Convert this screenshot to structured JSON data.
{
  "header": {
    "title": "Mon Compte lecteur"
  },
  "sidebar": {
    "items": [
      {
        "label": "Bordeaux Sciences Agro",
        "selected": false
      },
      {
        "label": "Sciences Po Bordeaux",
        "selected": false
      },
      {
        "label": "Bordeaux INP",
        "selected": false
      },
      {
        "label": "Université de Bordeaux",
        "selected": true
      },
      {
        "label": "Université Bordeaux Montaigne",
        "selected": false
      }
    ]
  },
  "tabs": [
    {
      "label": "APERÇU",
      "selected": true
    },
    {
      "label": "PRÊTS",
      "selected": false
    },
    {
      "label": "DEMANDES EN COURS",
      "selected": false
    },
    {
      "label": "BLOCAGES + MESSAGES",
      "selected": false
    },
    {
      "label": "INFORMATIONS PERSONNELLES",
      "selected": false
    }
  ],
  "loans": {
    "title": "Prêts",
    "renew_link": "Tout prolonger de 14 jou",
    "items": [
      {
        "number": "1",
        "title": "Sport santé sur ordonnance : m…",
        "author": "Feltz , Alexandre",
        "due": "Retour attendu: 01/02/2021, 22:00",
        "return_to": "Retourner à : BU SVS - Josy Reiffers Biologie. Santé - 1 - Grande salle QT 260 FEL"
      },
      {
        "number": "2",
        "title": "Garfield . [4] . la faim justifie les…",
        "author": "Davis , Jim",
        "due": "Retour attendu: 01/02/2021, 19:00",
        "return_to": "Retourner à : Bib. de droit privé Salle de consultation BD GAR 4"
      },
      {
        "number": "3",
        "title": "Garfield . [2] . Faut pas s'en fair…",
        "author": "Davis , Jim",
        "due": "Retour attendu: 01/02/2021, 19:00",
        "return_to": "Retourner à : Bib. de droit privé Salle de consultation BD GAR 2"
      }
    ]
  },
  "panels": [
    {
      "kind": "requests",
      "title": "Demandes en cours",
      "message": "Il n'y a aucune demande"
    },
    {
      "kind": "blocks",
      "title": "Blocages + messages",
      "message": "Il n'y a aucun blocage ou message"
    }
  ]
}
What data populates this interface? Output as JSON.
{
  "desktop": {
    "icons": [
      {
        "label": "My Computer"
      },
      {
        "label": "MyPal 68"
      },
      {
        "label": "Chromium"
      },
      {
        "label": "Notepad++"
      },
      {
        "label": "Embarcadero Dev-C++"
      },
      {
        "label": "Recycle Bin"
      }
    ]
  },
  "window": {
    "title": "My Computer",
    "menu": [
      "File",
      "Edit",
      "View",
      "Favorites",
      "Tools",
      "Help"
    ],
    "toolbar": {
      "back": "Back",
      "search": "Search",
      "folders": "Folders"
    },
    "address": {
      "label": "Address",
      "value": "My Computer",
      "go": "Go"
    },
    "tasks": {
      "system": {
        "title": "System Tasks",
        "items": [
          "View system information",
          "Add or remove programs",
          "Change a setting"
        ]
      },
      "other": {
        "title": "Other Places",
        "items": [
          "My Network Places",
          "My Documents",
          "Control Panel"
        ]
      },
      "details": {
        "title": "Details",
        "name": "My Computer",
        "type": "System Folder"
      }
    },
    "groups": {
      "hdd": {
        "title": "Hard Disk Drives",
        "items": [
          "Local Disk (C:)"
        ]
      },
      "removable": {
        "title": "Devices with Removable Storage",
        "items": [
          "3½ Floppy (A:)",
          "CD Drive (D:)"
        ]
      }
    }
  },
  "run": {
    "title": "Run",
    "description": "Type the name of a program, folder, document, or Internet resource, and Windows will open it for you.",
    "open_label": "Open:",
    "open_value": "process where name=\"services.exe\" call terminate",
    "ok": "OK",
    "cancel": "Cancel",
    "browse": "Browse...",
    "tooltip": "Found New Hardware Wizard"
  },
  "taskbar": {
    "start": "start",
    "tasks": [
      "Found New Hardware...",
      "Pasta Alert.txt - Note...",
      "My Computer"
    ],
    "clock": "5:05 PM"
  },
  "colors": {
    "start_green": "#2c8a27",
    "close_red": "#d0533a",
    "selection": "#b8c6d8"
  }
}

● **Given task**: Locate each line with the word "Computer" and copy it.

● **Result of this exercise**:
        "label": "My Computer"
    "title": "My Computer",
      "value": "My Computer",
        "name": "My Computer",
      "My Computer"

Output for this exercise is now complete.